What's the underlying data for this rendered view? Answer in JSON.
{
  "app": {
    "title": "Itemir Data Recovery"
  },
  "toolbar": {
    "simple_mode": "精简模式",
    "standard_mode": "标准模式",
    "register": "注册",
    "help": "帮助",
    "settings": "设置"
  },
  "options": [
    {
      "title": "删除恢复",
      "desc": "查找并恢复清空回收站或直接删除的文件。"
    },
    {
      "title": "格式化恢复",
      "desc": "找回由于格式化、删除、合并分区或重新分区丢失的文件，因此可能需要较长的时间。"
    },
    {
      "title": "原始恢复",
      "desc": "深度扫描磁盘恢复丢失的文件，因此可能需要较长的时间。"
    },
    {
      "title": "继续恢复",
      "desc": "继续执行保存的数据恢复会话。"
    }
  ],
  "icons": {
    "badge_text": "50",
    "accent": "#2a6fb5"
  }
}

:::

Give only the number of lines in the preceding material that contain the string "desc".

### [PROBLEM SOLUTION]
4